- [EXERCISE]
Extract all records. Keep each one exact.
★ ★ ★ ★ ★ ★ ★
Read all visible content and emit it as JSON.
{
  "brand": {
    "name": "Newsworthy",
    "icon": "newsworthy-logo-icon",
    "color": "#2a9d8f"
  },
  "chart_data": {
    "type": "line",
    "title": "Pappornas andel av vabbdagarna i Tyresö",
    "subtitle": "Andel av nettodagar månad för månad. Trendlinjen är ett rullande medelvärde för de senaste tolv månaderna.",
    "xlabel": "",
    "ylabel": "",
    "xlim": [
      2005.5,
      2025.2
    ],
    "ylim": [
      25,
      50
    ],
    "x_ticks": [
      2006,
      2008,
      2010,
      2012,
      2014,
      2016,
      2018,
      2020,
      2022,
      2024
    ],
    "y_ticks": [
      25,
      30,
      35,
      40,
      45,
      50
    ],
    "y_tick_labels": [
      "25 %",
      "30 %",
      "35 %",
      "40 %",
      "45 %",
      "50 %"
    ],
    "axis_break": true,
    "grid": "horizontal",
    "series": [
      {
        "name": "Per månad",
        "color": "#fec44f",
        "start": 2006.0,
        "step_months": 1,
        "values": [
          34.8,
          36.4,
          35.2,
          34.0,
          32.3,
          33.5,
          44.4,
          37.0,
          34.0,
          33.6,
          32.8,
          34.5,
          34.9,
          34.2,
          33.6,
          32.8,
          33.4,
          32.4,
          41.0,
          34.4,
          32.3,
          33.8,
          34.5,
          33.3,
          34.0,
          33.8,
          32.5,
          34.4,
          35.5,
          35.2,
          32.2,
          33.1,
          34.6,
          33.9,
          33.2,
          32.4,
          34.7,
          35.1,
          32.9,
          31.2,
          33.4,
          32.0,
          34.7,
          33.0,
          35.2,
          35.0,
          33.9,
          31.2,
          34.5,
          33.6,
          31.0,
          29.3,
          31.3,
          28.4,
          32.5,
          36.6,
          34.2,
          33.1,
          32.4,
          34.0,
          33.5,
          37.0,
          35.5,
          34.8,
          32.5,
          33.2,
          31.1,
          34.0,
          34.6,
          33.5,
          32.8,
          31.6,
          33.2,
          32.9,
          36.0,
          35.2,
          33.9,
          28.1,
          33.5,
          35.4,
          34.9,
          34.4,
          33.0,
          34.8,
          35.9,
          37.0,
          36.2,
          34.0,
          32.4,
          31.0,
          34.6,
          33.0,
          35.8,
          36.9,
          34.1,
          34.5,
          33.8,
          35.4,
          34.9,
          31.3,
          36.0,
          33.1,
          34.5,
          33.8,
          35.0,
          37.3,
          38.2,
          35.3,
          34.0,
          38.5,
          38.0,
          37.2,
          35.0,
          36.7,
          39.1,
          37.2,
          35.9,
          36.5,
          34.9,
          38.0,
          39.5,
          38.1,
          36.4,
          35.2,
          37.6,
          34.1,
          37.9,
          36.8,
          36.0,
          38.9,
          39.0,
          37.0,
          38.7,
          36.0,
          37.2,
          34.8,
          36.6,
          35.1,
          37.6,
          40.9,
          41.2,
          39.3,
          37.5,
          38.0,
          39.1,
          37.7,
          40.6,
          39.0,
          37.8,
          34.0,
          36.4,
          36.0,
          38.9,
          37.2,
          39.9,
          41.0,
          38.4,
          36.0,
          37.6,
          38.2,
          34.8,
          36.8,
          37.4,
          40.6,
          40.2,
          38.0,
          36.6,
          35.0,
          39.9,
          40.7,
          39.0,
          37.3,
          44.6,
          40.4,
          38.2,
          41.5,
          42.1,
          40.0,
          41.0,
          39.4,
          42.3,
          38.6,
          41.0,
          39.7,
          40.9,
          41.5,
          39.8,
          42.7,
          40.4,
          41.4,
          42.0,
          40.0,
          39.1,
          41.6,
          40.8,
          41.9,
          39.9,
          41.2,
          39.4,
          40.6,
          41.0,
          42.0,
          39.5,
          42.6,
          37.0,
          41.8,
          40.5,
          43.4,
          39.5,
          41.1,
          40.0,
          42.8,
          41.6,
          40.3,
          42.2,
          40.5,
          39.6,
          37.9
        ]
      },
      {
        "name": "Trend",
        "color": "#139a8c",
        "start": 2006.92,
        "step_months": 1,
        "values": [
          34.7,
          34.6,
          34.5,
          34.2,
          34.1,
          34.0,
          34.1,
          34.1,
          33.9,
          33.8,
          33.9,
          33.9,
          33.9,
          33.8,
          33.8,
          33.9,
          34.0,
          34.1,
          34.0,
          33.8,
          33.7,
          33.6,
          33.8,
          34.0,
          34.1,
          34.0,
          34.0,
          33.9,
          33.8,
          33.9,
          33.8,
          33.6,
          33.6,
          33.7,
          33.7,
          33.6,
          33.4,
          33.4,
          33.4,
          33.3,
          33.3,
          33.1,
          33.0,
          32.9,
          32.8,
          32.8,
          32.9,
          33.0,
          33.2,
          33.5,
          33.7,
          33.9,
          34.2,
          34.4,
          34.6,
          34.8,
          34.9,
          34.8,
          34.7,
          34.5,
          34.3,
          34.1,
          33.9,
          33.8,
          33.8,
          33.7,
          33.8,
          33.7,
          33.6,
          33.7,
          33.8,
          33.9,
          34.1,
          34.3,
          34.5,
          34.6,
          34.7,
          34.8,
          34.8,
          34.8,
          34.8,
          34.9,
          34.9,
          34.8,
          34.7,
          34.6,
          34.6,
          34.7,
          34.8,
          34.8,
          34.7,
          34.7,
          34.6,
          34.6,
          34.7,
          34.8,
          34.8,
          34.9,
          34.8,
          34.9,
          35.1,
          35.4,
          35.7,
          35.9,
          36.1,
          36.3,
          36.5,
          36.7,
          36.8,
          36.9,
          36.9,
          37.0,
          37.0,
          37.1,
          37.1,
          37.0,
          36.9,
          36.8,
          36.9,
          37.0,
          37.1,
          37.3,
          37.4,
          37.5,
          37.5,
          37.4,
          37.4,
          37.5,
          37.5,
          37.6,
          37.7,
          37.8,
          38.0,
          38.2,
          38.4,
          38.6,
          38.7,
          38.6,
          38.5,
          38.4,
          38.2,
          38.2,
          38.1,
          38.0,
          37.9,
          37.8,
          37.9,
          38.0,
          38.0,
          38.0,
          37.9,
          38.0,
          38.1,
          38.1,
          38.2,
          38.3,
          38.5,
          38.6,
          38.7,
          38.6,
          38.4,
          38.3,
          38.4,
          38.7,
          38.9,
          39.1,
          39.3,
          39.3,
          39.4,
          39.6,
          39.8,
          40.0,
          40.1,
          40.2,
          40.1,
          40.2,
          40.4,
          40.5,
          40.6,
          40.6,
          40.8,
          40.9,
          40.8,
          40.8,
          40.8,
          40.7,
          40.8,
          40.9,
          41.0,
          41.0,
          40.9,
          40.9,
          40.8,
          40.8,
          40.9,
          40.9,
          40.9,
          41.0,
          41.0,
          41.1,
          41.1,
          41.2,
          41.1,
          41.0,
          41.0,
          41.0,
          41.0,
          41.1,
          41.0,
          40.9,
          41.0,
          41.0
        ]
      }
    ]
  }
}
★ ★ ★ ★ ★ ★ ★
- [OUTPUT FOR THIS TASK]
Read all visible content and emit it as JSON.
{
  "brand": {
    "name": "Newsworthy",
    "icon": "newsworthy-logo-icon",
    "color": "#2a9d8f"
  },
  "chart_data": {
    "type": "line",
    "title": "Pappornas andel av vabbdagarna i Tyresö",
    "subtitle": "Andel av nettodagar månad för månad. Trendlinjen är ett rullande medelvärde för de senaste tolv månaderna.",
    "xlabel": "",
    "ylabel": "",
    "xlim": [
      2005.5,
      2025.2
    ],
    "ylim": [
      25,
      50
    ],
    "x_ticks": [
      2006,
      2008,
      2010,
      2012,
      2014,
      2016,
      2018,
      2020,
      2022,
      2024
    ],
    "y_ticks": [
      25,
      30,
      35,
      40,
      45,
      50
    ],
    "y_tick_labels": [
      "25 %",
      "30 %",
      "35 %",
      "40 %",
      "45 %",
      "50 %"
    ],
    "axis_break": true,
    "grid": "horizontal",
    "series": [
      {
        "name": "Per månad",
        "color": "#fec44f",
        "start": 2006.0,
        "step_months": 1,
        "values": [
          34.8,
          36.4,
          35.2,
          34.0,
          32.3,
          33.5,
          44.4,
          37.0,
          34.0,
          33.6,
          32.8,
          34.5,
          34.9,
          34.2,
          33.6,
          32.8,
          33.4,
          32.4,
          41.0,
          34.4,
          32.3,
          33.8,
          34.5,
          33.3,
          34.0,
          33.8,
          32.5,
          34.4,
          35.5,
          35.2,
          32.2,
          33.1,
          34.6,
          33.9,
          33.2,
          32.4,
          34.7,
          35.1,
          32.9,
          31.2,
          33.4,
          32.0,
          34.7,
          33.0,
          35.2,
          35.0,
          33.9,
          31.2,
          34.5,
          33.6,
          31.0,
          29.3,
          31.3,
          28.4,
          32.5,
          36.6,
          34.2,
          33.1,
          32.4,
          34.0,
          33.5,
          37.0,
          35.5,
          34.8,
          32.5,
          33.2,
          31.1,
          34.0,
          34.6,
          33.5,
          32.8,
          31.6,
          33.2,
          32.9,
          36.0,
          35.2,
          33.9,
          28.1,
          33.5,
          35.4,
          34.9,
          34.4,
          33.0,
          34.8,
          35.9,
          37.0,
          36.2,
          34.0,
          32.4,
          31.0,
          34.6,
          33.0,
          35.8,
          36.9,
          34.1,
          34.5,
          33.8,
          35.4,
          34.9,
          31.3,
          36.0,
          33.1,
          34.5,
          33.8,
          35.0,
          37.3,
          38.2,
          35.3,
          34.0,
          38.5,
          38.0,
          37.2,
          35.0,
          36.7,
          39.1,
          37.2,
          35.9,
          36.5,
          34.9,
          38.0,
          39.5,
          38.1,
          36.4,
          35.2,
          37.6,
          34.1,
          37.9,
          36.8,
          36.0,
          38.9,
          39.0,
          37.0,
          38.7,
          36.0,
          37.2,
          34.8,
          36.6,
          35.1,
          37.6,
          40.9,
          41.2,
          39.3,
          37.5,
          38.0,
          39.1,
          37.7,
          40.6,
          39.0,
          37.8,
          34.0,
          36.4,
          36.0,
          38.9,
          37.2,
          39.9,
          41.0,
          38.4,
          36.0,
          37.6,
          38.2,
          34.8,
          36.8,
          37.4,
          40.6,
          40.2,
          38.0,
          36.6,
          35.0,
          39.9,
          40.7,
          39.0,
          37.3,
          44.6,
          40.4,
          38.2,
          41.5,
          42.1,
          40.0,
          41.0,
          39.4,
          42.3,
          38.6,
          41.0,
          39.7,
          40.9,
          41.5,
          39.8,
          42.7,
          40.4,
          41.4,
          42.0,
          40.0,
          39.1,
          41.6,
          40.8,
          41.9,
          39.9,
          41.2,
          39.4,
          40.6,
          41.0,
          42.0,
          39.5,
          42.6,
          37.0,
          41.8,
          40.5,
          43.4,
          39.5,
          41.1,
          40.0,
          42.8,
          41.6,
          40.3,
          42.2,
          40.5,
          39.6,
          37.9
        ]
      },
      {
        "name": "Trend",
        "color": "#139a8c",
        "start": 2006.92,
        "step_months": 1,
        "values": [
          34.7,
          34.6,
          34.5,
          34.2,
          34.1,
          34.0,
          34.1,
          34.1,
          33.9,
          33.8,
          33.9,
          33.9,
          33.9,
          33.8,
          33.8,
          33.9,
          34.0,
          34.1,
          34.0,
          33.8,
          33.7,
          33.6,
          33.8,
          34.0,
          34.1,
          34.0,
          34.0,
          33.9,
          33.8,
          33.9,
          33.8,
          33.6,
          33.6,
          33.7,
          33.7,
          33.6,
          33.4,
          33.4,
          33.4,
          33.3,
          33.3,
          33.1,
          33.0,
          32.9,
          32.8,
          32.8,
          32.9,
          33.0,
          33.2,
          33.5,
          33.7,
          33.9,
          34.2,
          34.4,
          34.6,
          34.8,
          34.9,
          34.8,
          34.7,
          34.5,
          34.3,
          34.1,
          33.9,
          33.8,
          33.8,
          33.7,
          33.8,
          33.7,
          33.6,
          33.7,
          33.8,
          33.9,
          34.1,
          34.3,
          34.5,
          34.6,
          34.7,
          34.8,
          34.8,
          34.8,
          34.8,
          34.9,
          34.9,
          34.8,
          34.7,
          34.6,
          34.6,
          34.7,
          34.8,
          34.8,
          34.7,
          34.7,
          34.6,
          34.6,
          34.7,
          34.8,
          34.8,
          34.9,
          34.8,
          34.9,
          35.1,
          35.4,
          35.7,
          35.9,
          36.1,
          36.3,
          36.5,
          36.7,
          36.8,
          36.9,
          36.9,
          37.0,
          37.0,
          37.1,
          37.1,
          37.0,
          36.9,
          36.8,
          36.9,
          37.0,
          37.1,
          37.3,
          37.4,
          37.5,
          37.5,
          37.4,
          37.4,
          37.5,
          37.5,
          37.6,
          37.7,
          37.8,
          38.0,
          38.2,
          38.4,
          38.6,
          38.7,
          38.6,
          38.5,
          38.4,
          38.2,
          38.2,
          38.1,
          38.0,
          37.9,
          37.8,
          37.9,
          38.0,
          38.0,
          38.0,
          37.9,
          38.0,
          38.1,
          38.1,
          38.2,
          38.3,
          38.5,
          38.6,
          38.7,
          38.6,
          38.4,
          38.3,
          38.4,
          38.7,
          38.9,
          39.1,
          39.3,
          39.3,
          39.4,
          39.6,
          39.8,
          40.0,
          40.1,
          40.2,
          40.1,
          40.2,
          40.4,
          40.5,
          40.6,
          40.6,
          40.8,
          40.9,
          40.8,
          40.8,
          40.8,
          40.7,
          40.8,
          40.9,
          41.0,
          41.0,
          40.9,
          40.9,
          40.8,
          40.8,
          40.9,
          40.9,
          40.9,
          41.0,
          41.0,
          41.1,
          41.1,
          41.2,
          41.1,
          41.0,
          41.0,
          41.0,
          41.0,
          41.1,
          41.0,
          40.9,
          41.0,
          41.0
        ]
      }
    ]
  }
}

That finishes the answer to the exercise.